> **Document source**

=====

Commentaire les ames grises
Je ne sais pas trop par où commencer. C'est bien difficile. Il y a tout ce temps parti, que les mots ne reprendront jamais, et les visages aussi, les sourires, les plaies. Mais il faut tout de même que j'essaie de dire. De dire ce qui depuis vingt ans me travaille le cœur. Les remords et les grandes questions. Il faut que j'ouvre au couteau le mystère comme un ventre, et que j'y plonge à pleines mains, même si rien ne changera rien à rien.
Si on me demandait par quel miracle je sais tous les faits que je vais raconter, je répondrais que je les sais, un point c'est tout. Je les sais parce qu'ils me sont familiers comme le soir qui tombe et le jour qui se lève. Parce que j'ai passé ma vie à vouloir les assembler et les recoudre, pour les faire parler, pour les entendre. C'était jadis un peu mon métier.
Je vais faire défiler beaucoup d'ombres. L'une surtout sera au premier plan. [...]
Philippe Claudel, Les Âmes grises, éditions Stock 2003, p. 11 (incipit)

=====

> **Extraits de données**
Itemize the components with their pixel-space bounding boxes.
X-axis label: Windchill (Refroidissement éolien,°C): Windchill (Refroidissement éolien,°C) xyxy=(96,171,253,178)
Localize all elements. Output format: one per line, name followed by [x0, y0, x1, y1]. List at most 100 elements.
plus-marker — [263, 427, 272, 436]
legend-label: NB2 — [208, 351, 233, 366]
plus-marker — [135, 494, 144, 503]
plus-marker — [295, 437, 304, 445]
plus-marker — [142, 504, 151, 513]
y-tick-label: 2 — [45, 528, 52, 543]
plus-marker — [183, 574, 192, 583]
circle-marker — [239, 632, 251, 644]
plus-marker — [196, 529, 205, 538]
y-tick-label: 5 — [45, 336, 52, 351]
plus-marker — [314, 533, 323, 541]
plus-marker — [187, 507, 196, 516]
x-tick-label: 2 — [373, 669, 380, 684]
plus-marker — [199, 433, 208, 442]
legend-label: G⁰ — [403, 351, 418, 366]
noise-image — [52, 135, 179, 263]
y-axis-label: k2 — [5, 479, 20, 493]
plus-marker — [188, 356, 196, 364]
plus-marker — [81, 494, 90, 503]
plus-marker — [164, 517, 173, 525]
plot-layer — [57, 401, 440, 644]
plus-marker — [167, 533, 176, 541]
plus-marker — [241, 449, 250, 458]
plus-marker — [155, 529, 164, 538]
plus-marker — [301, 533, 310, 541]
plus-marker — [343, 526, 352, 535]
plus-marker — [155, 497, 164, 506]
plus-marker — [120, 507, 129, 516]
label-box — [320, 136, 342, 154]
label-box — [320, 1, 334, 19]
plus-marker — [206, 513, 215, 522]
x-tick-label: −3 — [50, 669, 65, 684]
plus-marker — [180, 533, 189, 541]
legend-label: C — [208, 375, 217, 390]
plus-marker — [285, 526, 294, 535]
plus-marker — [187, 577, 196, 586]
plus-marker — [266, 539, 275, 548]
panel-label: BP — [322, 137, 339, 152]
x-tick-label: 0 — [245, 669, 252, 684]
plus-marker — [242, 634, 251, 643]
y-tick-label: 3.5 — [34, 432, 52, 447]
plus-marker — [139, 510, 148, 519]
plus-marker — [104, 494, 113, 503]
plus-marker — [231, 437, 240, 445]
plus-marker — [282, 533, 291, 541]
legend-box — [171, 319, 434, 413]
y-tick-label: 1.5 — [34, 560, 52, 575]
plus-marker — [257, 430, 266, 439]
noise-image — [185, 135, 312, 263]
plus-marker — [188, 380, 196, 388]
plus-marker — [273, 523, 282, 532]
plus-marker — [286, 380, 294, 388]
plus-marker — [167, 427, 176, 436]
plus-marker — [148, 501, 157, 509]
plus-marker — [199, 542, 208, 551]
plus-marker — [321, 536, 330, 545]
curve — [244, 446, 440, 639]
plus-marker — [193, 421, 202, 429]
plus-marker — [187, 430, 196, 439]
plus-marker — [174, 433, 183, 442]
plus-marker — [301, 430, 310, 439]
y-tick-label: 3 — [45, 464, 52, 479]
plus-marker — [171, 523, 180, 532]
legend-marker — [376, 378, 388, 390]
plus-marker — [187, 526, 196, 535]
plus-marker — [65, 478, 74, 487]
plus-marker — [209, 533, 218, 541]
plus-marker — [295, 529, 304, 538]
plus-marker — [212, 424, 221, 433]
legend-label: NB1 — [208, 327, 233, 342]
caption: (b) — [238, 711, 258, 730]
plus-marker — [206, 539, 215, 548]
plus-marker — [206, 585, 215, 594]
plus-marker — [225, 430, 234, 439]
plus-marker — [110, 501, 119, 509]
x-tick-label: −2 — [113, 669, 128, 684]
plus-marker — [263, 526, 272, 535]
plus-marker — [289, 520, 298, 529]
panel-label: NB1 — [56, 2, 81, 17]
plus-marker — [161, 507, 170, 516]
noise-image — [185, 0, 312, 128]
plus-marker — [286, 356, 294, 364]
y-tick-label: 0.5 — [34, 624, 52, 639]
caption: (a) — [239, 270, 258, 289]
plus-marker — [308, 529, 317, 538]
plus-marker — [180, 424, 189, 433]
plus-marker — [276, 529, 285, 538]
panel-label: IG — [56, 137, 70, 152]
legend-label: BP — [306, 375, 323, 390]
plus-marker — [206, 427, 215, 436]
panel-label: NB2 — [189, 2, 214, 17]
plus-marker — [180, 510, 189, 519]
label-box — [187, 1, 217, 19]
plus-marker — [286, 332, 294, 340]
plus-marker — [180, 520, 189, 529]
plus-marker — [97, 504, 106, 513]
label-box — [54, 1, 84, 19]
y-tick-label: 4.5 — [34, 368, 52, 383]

=====

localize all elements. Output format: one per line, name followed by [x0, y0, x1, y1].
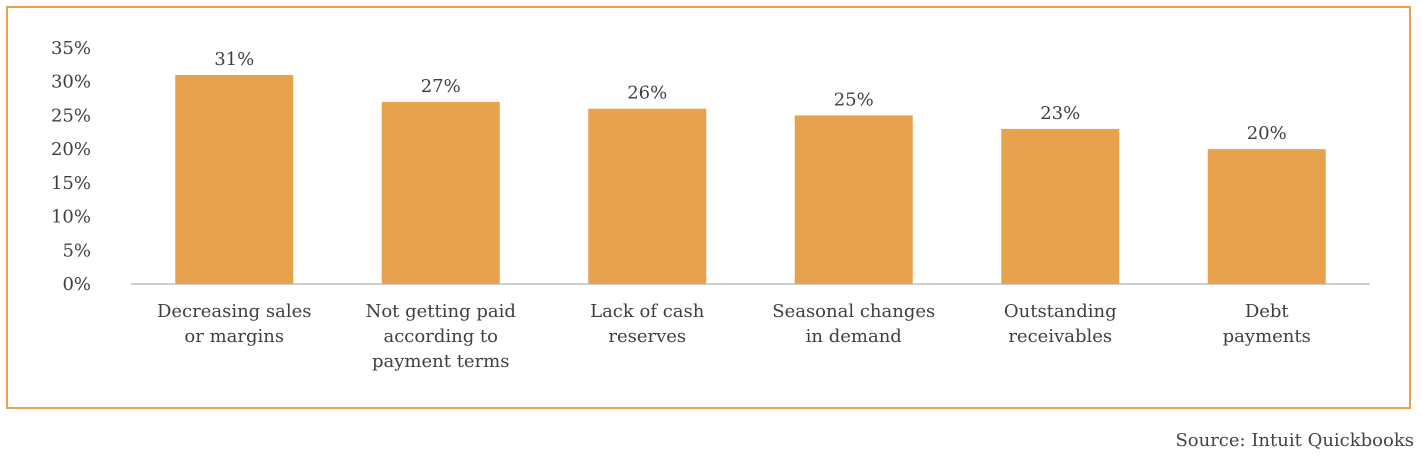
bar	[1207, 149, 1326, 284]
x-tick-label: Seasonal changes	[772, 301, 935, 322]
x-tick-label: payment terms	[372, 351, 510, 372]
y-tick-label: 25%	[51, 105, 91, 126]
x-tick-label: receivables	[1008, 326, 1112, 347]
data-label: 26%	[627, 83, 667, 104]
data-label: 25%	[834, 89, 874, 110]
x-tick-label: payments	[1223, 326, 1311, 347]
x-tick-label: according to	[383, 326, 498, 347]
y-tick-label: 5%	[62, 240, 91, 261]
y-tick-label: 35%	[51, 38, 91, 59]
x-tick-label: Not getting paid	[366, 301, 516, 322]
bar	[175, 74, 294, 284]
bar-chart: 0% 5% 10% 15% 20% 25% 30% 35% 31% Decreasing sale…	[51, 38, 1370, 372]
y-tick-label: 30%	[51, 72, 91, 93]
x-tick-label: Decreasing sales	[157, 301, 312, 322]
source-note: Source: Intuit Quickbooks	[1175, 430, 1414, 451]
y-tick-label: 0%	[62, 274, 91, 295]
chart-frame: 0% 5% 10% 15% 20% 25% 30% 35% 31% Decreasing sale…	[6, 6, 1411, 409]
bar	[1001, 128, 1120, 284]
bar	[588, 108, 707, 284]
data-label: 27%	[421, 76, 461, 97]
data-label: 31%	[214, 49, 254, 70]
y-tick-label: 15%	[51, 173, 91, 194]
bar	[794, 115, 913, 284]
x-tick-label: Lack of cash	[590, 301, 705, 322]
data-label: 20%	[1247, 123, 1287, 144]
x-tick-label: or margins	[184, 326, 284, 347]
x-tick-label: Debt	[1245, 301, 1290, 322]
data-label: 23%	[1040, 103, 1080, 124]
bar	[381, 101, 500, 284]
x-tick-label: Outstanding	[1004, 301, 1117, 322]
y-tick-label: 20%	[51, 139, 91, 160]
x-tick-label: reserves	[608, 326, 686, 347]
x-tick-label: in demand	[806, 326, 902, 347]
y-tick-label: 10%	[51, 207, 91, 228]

=====

> **Consignes**
1. Recopiez fidèlement le passage de l'extrait des Âmes grises qui commence par les mots « Commentaire les ames » et se termine par « rien à rien. ».
2. Répondez aux questions suivantes sur l'extrait des Âmes grises.
(a) Depuis combien d'années les remords et les grandes questions travaillent-ils le cœur de la voix qui raconte ?
(b) À quelles deux choses la familiarité des faits est-elle comparée ?
(c) Quels éditeur et année la référence indique-t-elle ?

> **Corrigé**
1.
Commentaire les ames grises
Je ne sais pas trop par où commencer. C'est bien difficile. Il y a tout ce temps parti, que les mots ne reprendront jamais, et les visages aussi, les sourires, les plaies. Mais il faut tout de même que j'essaie de dire. De dire ce qui depuis vingt ans me travaille le cœur. Les remords et les grandes questions. Il faut que j'ouvre au couteau le mystère comme un ventre, et que j'y plonge à pleines mains, même si rien ne changera rien à rien.

2.
(a) Depuis vingt ans.
(b) Au soir qui tombe et au jour qui se lève.
(c) Les éditions Stock, 2003.